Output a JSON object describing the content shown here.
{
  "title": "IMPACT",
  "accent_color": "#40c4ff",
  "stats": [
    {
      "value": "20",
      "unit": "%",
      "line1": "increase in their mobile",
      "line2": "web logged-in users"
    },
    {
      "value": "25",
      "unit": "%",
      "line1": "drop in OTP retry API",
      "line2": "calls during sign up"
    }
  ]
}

══════════════════════════════

## Job
Write the listing out again, exactly as shown above.

## Solution for this task
Output a JSON object describing the content shown here.
{
  "title": "IMPACT",
  "accent_color": "#40c4ff",
  "stats": [
    {
      "value": "20",
      "unit": "%",
      "line1": "increase in their mobile",
      "line2": "web logged-in users"
    },
    {
      "value": "25",
      "unit": "%",
      "line1": "drop in OTP retry API",
      "line2": "calls during sign up"
    }
  ]
}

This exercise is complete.